### Aim of the task
Pick out every line in the material below that contains the word "Площадь", and copy each of those lines in full.

### Material for this exercise
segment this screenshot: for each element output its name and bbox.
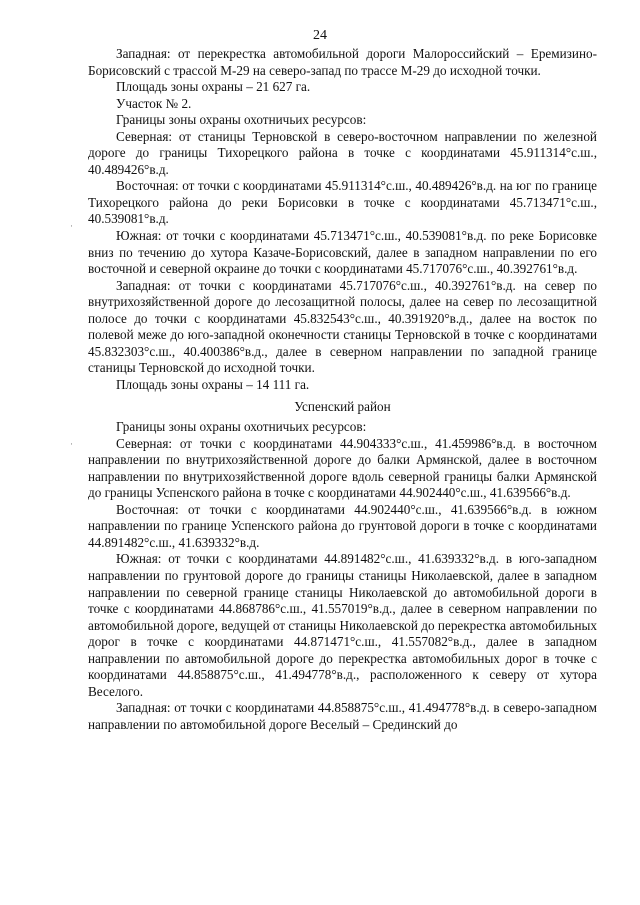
paragraph-western-boundary-plot1: Западная: от перекрестка автомобильной дороги Малороссийский – Еремизино-Борисовский с трассой М-29 на северо-запад по трассе М-29 до исходной точки. [88, 46, 597, 78]
section-heading-uspensky: Успенский район [294, 399, 391, 415]
paragraph-boundaries-heading-uspensky: Границы зоны охраны охотничьих ресурсов: [116, 419, 367, 435]
margin-speck: · [70, 221, 73, 231]
paragraph-eastern-boundary-uspensky: Восточная: от точки с координатами 44.902440°с.ш., 41.639566°в.д. в южном направлении по границе Успенского района до грунтовой дороги в точке с координатами 44.891482°с.ш., 41.639332°в.д. [88, 501, 597, 550]
page-number: 24 [313, 28, 327, 43]
paragraph-area-plot1: Площадь зоны охраны – 21 627 га. [116, 79, 311, 95]
paragraph-southern-boundary-plot2: Южная: от точки с координатами 45.713471°с.ш., 40.539081°в.д. по реке Борисовке вниз по течению до хутора Казаче-Борисовский, далее в западном направлении по его восточной и северной окраине до точки с координатами 45.717076°с.ш., 40.392761°в.д. [88, 228, 597, 277]
paragraph-plot2-heading: Участок № 2. [116, 95, 192, 111]
paragraph-northern-boundary-uspensky: Северная: от точки с координатами 44.904333°с.ш., 41.459986°в.д. в восточном направлении по внутрихозяйственной дороге до балки Армянской, далее в восточном направлении по внутрихозяйственной дороге вдоль северной границы балки Армянской до границы Успенского района в точке с координатами 44.902440°с.ш., 41.639566°в.д. [88, 435, 597, 501]
paragraph-boundaries-heading-plot2: Границы зоны охраны охотничьих ресурсов: [116, 112, 367, 128]
paragraph-eastern-boundary-plot2: Восточная: от точки с координатами 45.911314°с.ш., 40.489426°в.д. на юг по границе Тихорецкого района до реки Борисовки в точке с координатами 45.713471°с.ш., 40.539081°в.д. [88, 178, 597, 227]
document-body [88, 46, 597, 733]
paragraph-western-boundary-plot2: Западная: от точки с координатами 45.717076°с.ш., 40.392761°в.д. на север по внутрихозяйственной дороге до лесозащитной полосы, далее на север по лесозащитной полосе до точки с координатами 45.832543°с.ш., 40.391920°в.д., далее на восток по полевой меже до юго-западной оконечности станицы Терновской в точке с координатами 45.832303°с.ш., 40.400386°в.д., далее в северном направлении по западной границе станицы Терновской до исходной точки. [88, 277, 597, 376]
paragraph-western-boundary-uspensky: Западная: от точки с координатами 44.858875°с.ш., 41.494778°в.д. в северо-западном направлении по автомобильной дороге Веселый – Срединский до [88, 700, 597, 732]
paragraph-area-plot2: Площадь зоны охраны – 14 111 га. [116, 376, 310, 392]
paragraph-northern-boundary-plot2: Северная: от станицы Терновской в северо-восточном направлении по железной дороге до границы Тихорецкого района в точке с координатами 45.911314°с.ш., 40.489426°в.д. [88, 128, 597, 177]
paragraph-southern-boundary-uspensky: Южная: от точки с координатами 44.891482°с.ш., 41.639332°в.д. в юго-западном направлении по грунтовой дороге до границы станицы Николаевской, далее в западном направлении по северной границе станицы Николаевской до автомобильной дороги в точке с координатами 44.868786°с.ш., 41.557019°в.д., далее в северном направлении по автомобильной дороге, ведущей от станицы Николаевской до перекрестка автомобильных дорог в точке с координатами 44.871471°с.ш., 41.557082°в.д., далее в западном направлении по автомобильной дороге до перекрестка автомобильных дорог в точке с координатами 44.858875°с.ш., 41.494778°в.д., расположенного к северу от хутора Веселого. [88, 551, 597, 699]
margin-speck: · [70, 439, 73, 449]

### Solved exercise
paragraph-area-plot1: Площадь зоны охраны – 21 627 га. [116, 79, 311, 95]
paragraph-area-plot2: Площадь зоны охраны – 14 111 га. [116, 376, 310, 392]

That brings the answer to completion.